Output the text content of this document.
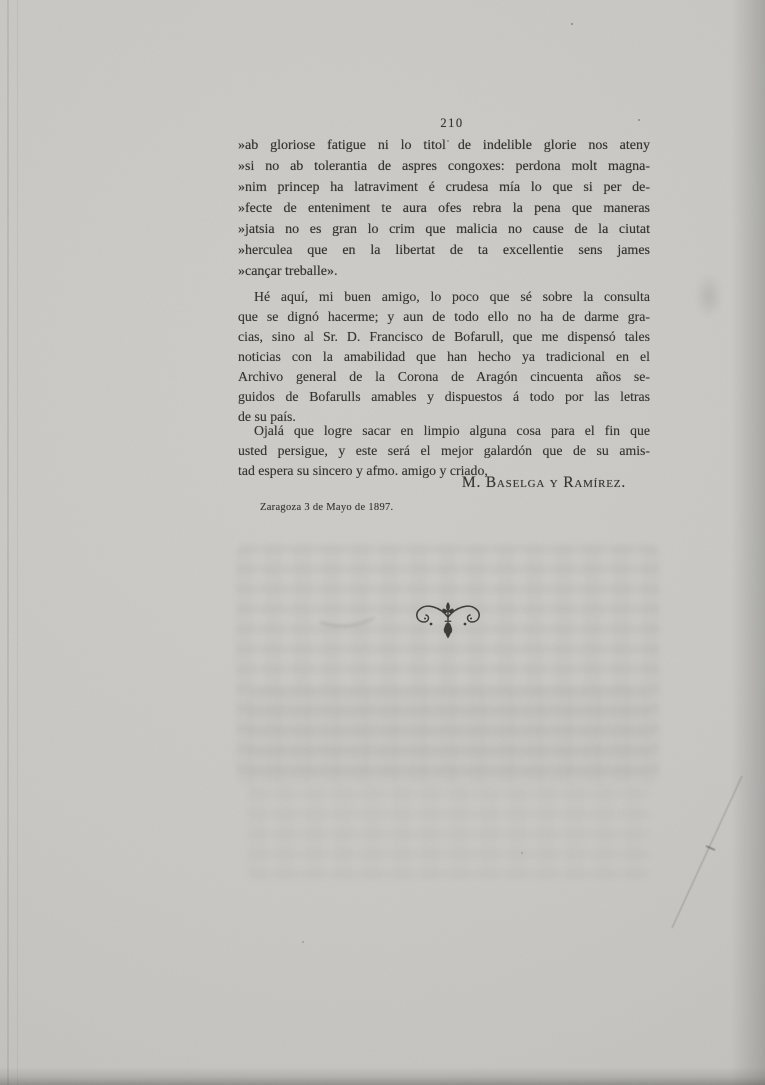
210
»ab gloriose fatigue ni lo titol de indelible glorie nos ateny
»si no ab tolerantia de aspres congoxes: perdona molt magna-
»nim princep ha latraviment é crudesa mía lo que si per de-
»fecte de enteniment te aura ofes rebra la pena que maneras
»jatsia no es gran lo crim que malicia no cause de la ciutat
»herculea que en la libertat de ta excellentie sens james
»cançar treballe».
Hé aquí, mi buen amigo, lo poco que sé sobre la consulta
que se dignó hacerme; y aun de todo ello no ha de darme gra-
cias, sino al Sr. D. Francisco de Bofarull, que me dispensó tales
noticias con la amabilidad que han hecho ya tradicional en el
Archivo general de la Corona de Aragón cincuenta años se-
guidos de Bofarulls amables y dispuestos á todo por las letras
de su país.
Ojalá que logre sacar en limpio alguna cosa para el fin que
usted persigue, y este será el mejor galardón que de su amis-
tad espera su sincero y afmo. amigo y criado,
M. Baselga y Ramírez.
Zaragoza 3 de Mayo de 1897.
####
Restate the data above exactly, stripping out each image.

▶ Task output
Output the text content of this document.
210
»ab gloriose fatigue ni lo titol de indelible glorie nos ateny
»si no ab tolerantia de aspres congoxes: perdona molt magna-
»nim princep ha latraviment é crudesa mía lo que si per de-
»fecte de enteniment te aura ofes rebra la pena que maneras
»jatsia no es gran lo crim que malicia no cause de la ciutat
»herculea que en la libertat de ta excellentie sens james
»cançar treballe».
Hé aquí, mi buen amigo, lo poco que sé sobre la consulta
que se dignó hacerme; y aun de todo ello no ha de darme gra-
cias, sino al Sr. D. Francisco de Bofarull, que me dispensó tales
noticias con la amabilidad que han hecho ya tradicional en el
Archivo general de la Corona de Aragón cincuenta años se-
guidos de Bofarulls amables y dispuestos á todo por las letras
de su país.
Ojalá que logre sacar en limpio alguna cosa para el fin que
usted persigue, y este será el mejor galardón que de su amis-
tad espera su sincero y afmo. amigo y criado,
M. Baselga y Ramírez.
Zaragoza 3 de Mayo de 1897.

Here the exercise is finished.